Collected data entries

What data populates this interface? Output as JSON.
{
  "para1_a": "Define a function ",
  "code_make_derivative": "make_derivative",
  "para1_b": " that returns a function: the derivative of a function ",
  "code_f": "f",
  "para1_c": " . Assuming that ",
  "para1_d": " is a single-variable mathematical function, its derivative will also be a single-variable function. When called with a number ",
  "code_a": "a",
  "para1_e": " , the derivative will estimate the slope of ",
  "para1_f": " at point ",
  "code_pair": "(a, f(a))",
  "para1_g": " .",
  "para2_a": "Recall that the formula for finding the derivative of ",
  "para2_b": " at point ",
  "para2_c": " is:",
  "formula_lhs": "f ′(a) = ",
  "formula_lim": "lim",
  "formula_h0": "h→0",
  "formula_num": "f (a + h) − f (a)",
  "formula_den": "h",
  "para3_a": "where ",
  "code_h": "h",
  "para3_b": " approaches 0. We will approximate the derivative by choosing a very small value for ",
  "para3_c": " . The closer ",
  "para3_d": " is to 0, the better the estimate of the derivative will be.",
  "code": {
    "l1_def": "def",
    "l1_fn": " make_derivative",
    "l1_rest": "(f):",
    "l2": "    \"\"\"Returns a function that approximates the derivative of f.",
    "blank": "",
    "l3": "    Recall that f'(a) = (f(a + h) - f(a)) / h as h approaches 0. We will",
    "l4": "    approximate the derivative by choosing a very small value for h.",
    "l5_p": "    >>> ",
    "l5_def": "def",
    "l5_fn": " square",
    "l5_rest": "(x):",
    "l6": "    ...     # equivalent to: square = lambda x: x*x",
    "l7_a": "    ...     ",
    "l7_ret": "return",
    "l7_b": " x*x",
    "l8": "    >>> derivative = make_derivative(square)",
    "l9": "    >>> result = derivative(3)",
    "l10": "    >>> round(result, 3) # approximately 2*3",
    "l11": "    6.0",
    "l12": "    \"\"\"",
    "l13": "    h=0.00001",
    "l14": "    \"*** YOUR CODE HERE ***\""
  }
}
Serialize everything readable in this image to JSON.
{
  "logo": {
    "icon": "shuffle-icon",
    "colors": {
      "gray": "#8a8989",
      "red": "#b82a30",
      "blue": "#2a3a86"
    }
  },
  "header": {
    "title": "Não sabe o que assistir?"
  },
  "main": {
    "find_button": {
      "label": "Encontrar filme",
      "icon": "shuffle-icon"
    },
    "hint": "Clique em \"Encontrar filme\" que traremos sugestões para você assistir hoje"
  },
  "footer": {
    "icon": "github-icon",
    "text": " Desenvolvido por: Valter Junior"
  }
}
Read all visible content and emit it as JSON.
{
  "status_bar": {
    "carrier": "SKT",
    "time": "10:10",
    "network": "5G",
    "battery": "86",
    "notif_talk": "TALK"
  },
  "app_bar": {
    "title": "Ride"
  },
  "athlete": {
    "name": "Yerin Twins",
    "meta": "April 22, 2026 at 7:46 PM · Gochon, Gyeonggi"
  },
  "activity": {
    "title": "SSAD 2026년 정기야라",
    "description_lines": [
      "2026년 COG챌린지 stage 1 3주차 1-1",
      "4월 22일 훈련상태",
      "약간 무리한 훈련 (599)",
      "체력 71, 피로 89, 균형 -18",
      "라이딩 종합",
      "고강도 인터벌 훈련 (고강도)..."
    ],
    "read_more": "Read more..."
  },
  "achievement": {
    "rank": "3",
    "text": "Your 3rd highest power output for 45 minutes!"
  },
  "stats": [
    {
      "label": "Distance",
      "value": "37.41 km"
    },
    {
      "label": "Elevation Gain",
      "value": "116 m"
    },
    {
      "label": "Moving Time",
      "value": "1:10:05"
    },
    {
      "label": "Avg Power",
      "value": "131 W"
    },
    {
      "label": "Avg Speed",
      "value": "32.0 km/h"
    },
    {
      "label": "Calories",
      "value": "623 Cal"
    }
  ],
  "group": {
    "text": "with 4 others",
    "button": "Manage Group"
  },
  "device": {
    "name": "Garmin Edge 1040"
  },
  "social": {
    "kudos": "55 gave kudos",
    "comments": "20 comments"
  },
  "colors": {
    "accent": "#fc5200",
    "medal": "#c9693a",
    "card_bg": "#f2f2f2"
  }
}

§ What to do:
Copy out the whole listing exactly; please set it all down.

§ Solution:
What data populates this interface? Output as JSON.
{
  "para1_a": "Define a function ",
  "code_make_derivative": "make_derivative",
  "para1_b": " that returns a function: the derivative of a function ",
  "code_f": "f",
  "para1_c": " . Assuming that ",
  "para1_d": " is a single-variable mathematical function, its derivative will also be a single-variable function. When called with a number ",
  "code_a": "a",
  "para1_e": " , the derivative will estimate the slope of ",
  "para1_f": " at point ",
  "code_pair": "(a, f(a))",
  "para1_g": " .",
  "para2_a": "Recall that the formula for finding the derivative of ",
  "para2_b": " at point ",
  "para2_c": " is:",
  "formula_lhs": "f ′(a) = ",
  "formula_lim": "lim",
  "formula_h0": "h→0",
  "formula_num": "f (a + h) − f (a)",
  "formula_den": "h",
  "para3_a": "where ",
  "code_h": "h",
  "para3_b": " approaches 0. We will approximate the derivative by choosing a very small value for ",
  "para3_c": " . The closer ",
  "para3_d": " is to 0, the better the estimate of the derivative will be.",
  "code": {
    "l1_def": "def",
    "l1_fn": " make_derivative",
    "l1_rest": "(f):",
    "l2": "    \"\"\"Returns a function that approximates the derivative of f.",
    "blank": "",
    "l3": "    Recall that f'(a) = (f(a + h) - f(a)) / h as h approaches 0. We will",
    "l4": "    approximate the derivative by choosing a very small value for h.",
    "l5_p": "    >>> ",
    "l5_def": "def",
    "l5_fn": " square",
    "l5_rest": "(x):",
    "l6": "    ...     # equivalent to: square = lambda x: x*x",
    "l7_a": "    ...     ",
    "l7_ret": "return",
    "l7_b": " x*x",
    "l8": "    >>> derivative = make_derivative(square)",
    "l9": "    >>> result = derivative(3)",
    "l10": "    >>> round(result, 3) # approximately 2*3",
    "l11": "    6.0",
    "l12": "    \"\"\"",
    "l13": "    h=0.00001",
    "l14": "    \"*** YOUR CODE HERE ***\""
  }
}
Serialize everything readable in this image to JSON.
{
  "logo": {
    "icon": "shuffle-icon",
    "colors": {
      "gray": "#8a8989",
      "red": "#b82a30",
      "blue": "#2a3a86"
    }
  },
  "header": {
    "title": "Não sabe o que assistir?"
  },
  "main": {
    "find_button": {
      "label": "Encontrar filme",
      "icon": "shuffle-icon"
    },
    "hint": "Clique em \"Encontrar filme\" que traremos sugestões para você assistir hoje"
  },
  "footer": {
    "icon": "github-icon",
    "text": " Desenvolvido por: Valter Junior"
  }
}
Read all visible content and emit it as JSON.
{
  "status_bar": {
    "carrier": "SKT",
    "time": "10:10",
    "network": "5G",
    "battery": "86",
    "notif_talk": "TALK"
  },
  "app_bar": {
    "title": "Ride"
  },
  "athlete": {
    "name": "Yerin Twins",
    "meta": "April 22, 2026 at 7:46 PM · Gochon, Gyeonggi"
  },
  "activity": {
    "title": "SSAD 2026년 정기야라",
    "description_lines": [
      "2026년 COG챌린지 stage 1 3주차 1-1",
      "4월 22일 훈련상태",
      "약간 무리한 훈련 (599)",
      "체력 71, 피로 89, 균형 -18",
      "라이딩 종합",
      "고강도 인터벌 훈련 (고강도)..."
    ],
    "read_more": "Read more..."
  },
  "achievement": {
    "rank": "3",
    "text": "Your 3rd highest power output for 45 minutes!"
  },
  "stats": [
    {
      "label": "Distance",
      "value": "37.41 km"
    },
    {
      "label": "Elevation Gain",
      "value": "116 m"
    },
    {
      "label": "Moving Time",
      "value": "1:10:05"
    },
    {
      "label": "Avg Power",
      "value": "131 W"
    },
    {
      "label": "Avg Speed",
      "value": "32.0 km/h"
    },
    {
      "label": "Calories",
      "value": "623 Cal"
    }
  ],
  "group": {
    "text": "with 4 others",
    "button": "Manage Group"
  },
  "device": {
    "name": "Garmin Edge 1040"
  },
  "social": {
    "kudos": "55 gave kudos",
    "comments": "20 comments"
  },
  "colors": {
    "accent": "#fc5200",
    "medal": "#c9693a",
    "card_bg": "#f2f2f2"
  }
}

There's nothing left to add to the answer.